Below is a listing; reproduce each line of it exactly.

* BEGIN Records provided *

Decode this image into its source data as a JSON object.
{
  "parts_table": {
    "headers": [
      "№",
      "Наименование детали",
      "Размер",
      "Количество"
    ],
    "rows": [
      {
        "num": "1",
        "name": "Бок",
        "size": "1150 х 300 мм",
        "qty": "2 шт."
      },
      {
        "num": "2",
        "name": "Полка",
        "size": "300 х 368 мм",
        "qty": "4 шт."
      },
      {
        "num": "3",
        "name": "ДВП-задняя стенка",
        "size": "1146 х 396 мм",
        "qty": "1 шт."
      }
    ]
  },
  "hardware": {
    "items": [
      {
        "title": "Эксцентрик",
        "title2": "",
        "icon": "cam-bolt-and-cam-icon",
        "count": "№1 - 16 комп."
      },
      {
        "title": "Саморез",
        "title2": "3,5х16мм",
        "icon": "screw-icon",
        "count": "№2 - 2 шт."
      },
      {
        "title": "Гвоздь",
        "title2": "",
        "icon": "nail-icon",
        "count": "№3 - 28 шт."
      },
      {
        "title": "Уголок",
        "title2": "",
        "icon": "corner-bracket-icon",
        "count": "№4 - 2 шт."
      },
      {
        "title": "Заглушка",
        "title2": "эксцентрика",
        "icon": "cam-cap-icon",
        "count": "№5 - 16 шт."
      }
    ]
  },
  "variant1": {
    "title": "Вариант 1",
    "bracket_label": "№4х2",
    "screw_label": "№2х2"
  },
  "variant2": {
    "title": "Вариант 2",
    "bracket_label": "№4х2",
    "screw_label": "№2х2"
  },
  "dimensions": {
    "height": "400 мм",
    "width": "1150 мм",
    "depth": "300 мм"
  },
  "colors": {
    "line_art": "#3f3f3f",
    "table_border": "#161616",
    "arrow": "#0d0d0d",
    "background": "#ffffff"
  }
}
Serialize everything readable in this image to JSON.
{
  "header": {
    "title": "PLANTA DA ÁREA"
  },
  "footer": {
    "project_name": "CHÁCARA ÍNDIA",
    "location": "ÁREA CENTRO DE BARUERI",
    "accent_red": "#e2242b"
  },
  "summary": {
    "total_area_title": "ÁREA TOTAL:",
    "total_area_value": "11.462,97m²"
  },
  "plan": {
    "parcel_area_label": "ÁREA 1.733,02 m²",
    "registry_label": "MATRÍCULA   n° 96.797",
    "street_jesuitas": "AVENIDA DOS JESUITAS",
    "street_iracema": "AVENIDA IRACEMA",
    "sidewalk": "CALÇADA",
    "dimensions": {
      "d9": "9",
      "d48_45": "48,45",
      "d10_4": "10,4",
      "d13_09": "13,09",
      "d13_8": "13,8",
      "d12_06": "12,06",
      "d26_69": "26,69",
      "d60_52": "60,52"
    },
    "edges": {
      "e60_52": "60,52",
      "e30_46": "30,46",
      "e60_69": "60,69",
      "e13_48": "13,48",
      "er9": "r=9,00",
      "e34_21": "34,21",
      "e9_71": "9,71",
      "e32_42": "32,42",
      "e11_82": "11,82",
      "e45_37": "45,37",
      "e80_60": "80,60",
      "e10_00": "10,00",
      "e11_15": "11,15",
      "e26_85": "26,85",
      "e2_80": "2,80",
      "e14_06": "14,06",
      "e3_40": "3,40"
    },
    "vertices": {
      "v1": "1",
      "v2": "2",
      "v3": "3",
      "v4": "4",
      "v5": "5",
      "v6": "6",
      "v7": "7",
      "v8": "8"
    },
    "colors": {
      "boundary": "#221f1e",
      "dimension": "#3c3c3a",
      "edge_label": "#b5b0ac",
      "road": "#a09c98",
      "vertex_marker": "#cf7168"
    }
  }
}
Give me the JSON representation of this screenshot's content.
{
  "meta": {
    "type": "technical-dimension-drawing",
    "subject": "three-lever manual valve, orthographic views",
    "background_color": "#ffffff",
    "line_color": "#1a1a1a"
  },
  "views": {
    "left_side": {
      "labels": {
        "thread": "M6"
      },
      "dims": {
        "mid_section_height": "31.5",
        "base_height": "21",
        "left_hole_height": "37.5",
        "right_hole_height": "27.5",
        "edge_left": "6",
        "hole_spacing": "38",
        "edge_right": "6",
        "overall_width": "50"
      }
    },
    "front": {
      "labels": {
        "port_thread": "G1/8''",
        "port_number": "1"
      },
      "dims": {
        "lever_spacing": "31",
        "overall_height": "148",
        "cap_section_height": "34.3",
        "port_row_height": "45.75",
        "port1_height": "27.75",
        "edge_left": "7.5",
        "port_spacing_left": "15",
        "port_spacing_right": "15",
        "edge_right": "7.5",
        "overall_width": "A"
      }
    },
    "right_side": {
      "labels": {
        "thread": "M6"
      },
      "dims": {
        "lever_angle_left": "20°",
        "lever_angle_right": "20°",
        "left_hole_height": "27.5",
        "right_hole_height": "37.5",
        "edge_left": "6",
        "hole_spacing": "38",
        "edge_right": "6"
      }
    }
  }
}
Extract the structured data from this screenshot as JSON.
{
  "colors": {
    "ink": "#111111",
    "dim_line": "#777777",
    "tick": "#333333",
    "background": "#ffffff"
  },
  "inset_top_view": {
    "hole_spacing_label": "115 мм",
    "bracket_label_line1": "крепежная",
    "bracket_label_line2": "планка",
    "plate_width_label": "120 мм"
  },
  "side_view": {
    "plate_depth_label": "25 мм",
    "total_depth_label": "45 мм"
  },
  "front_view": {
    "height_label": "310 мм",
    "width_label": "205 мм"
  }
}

* END Records provided *

**Output for this exercise**
Decode this image into its source data as a JSON object.
{
  "parts_table": {
    "headers": [
      "№",
      "Наименование детали",
      "Размер",
      "Количество"
    ],
    "rows": [
      {
        "num": "1",
        "name": "Бок",
        "size": "1150 х 300 мм",
        "qty": "2 шт."
      },
      {
        "num": "2",
        "name": "Полка",
        "size": "300 х 368 мм",
        "qty": "4 шт."
      },
      {
        "num": "3",
        "name": "ДВП-задняя стенка",
        "size": "1146 х 396 мм",
        "qty": "1 шт."
      }
    ]
  },
  "hardware": {
    "items": [
      {
        "title": "Эксцентрик",
        "title2": "",
        "icon": "cam-bolt-and-cam-icon",
        "count": "№1 - 16 комп."
      },
      {
        "title": "Саморез",
        "title2": "3,5х16мм",
        "icon": "screw-icon",
        "count": "№2 - 2 шт."
      },
      {
        "title": "Гвоздь",
        "title2": "",
        "icon": "nail-icon",
        "count": "№3 - 28 шт."
      },
      {
        "title": "Уголок",
        "title2": "",
        "icon": "corner-bracket-icon",
        "count": "№4 - 2 шт."
      },
      {
        "title": "Заглушка",
        "title2": "эксцентрика",
        "icon": "cam-cap-icon",
        "count": "№5 - 16 шт."
      }
    ]
  },
  "variant1": {
    "title": "Вариант 1",
    "bracket_label": "№4х2",
    "screw_label": "№2х2"
  },
  "variant2": {
    "title": "Вариант 2",
    "bracket_label": "№4х2",
    "screw_label": "№2х2"
  },
  "dimensions": {
    "height": "400 мм",
    "width": "1150 мм",
    "depth": "300 мм"
  },
  "colors": {
    "line_art": "#3f3f3f",
    "table_border": "#161616",
    "arrow": "#0d0d0d",
    "background": "#ffffff"
  }
}
Serialize everything readable in this image to JSON.
{
  "header": {
    "title": "PLANTA DA ÁREA"
  },
  "footer": {
    "project_name": "CHÁCARA ÍNDIA",
    "location": "ÁREA CENTRO DE BARUERI",
    "accent_red": "#e2242b"
  },
  "summary": {
    "total_area_title": "ÁREA TOTAL:",
    "total_area_value": "11.462,97m²"
  },
  "plan": {
    "parcel_area_label": "ÁREA 1.733,02 m²",
    "registry_label": "MATRÍCULA   n° 96.797",
    "street_jesuitas": "AVENIDA DOS JESUITAS",
    "street_iracema": "AVENIDA IRACEMA",
    "sidewalk": "CALÇADA",
    "dimensions": {
      "d9": "9",
      "d48_45": "48,45",
      "d10_4": "10,4",
      "d13_09": "13,09",
      "d13_8": "13,8",
      "d12_06": "12,06",
      "d26_69": "26,69",
      "d60_52": "60,52"
    },
    "edges": {
      "e60_52": "60,52",
      "e30_46": "30,46",
      "e60_69": "60,69",
      "e13_48": "13,48",
      "er9": "r=9,00",
      "e34_21": "34,21",
      "e9_71": "9,71",
      "e32_42": "32,42",
      "e11_82": "11,82",
      "e45_37": "45,37",
      "e80_60": "80,60",
      "e10_00": "10,00",
      "e11_15": "11,15",
      "e26_85": "26,85",
      "e2_80": "2,80",
      "e14_06": "14,06",
      "e3_40": "3,40"
    },
    "vertices": {
      "v1": "1",
      "v2": "2",
      "v3": "3",
      "v4": "4",
      "v5": "5",
      "v6": "6",
      "v7": "7",
      "v8": "8"
    },
    "colors": {
      "boundary": "#221f1e",
      "dimension": "#3c3c3a",
      "edge_label": "#b5b0ac",
      "road": "#a09c98",
      "vertex_marker": "#cf7168"
    }
  }
}
Give me the JSON representation of this screenshot's content.
{
  "meta": {
    "type": "technical-dimension-drawing",
    "subject": "three-lever manual valve, orthographic views",
    "background_color": "#ffffff",
    "line_color": "#1a1a1a"
  },
  "views": {
    "left_side": {
      "labels": {
        "thread": "M6"
      },
      "dims": {
        "mid_section_height": "31.5",
        "base_height": "21",
        "left_hole_height": "37.5",
        "right_hole_height": "27.5",
        "edge_left": "6",
        "hole_spacing": "38",
        "edge_right": "6",
        "overall_width": "50"
      }
    },
    "front": {
      "labels": {
        "port_thread": "G1/8''",
        "port_number": "1"
      },
      "dims": {
        "lever_spacing": "31",
        "overall_height": "148",
        "cap_section_height": "34.3",
        "port_row_height": "45.75",
        "port1_height": "27.75",
        "edge_left": "7.5",
        "port_spacing_left": "15",
        "port_spacing_right": "15",
        "edge_right": "7.5",
        "overall_width": "A"
      }
    },
    "right_side": {
      "labels": {
        "thread": "M6"
      },
      "dims": {
        "lever_angle_left": "20°",
        "lever_angle_right": "20°",
        "left_hole_height": "27.5",
        "right_hole_height": "37.5",
        "edge_left": "6",
        "hole_spacing": "38",
        "edge_right": "6"
      }
    }
  }
}
Extract the structured data from this screenshot as JSON.
{
  "colors": {
    "ink": "#111111",
    "dim_line": "#777777",
    "tick": "#333333",
    "background": "#ffffff"
  },
  "inset_top_view": {
    "hole_spacing_label": "115 мм",
    "bracket_label_line1": "крепежная",
    "bracket_label_line2": "планка",
    "plate_width_label": "120 мм"
  },
  "side_view": {
    "plate_depth_label": "25 мм",
    "total_depth_label": "45 мм"
  },
  "front_view": {
    "height_label": "310 мм",
    "width_label": "205 мм"
  }
}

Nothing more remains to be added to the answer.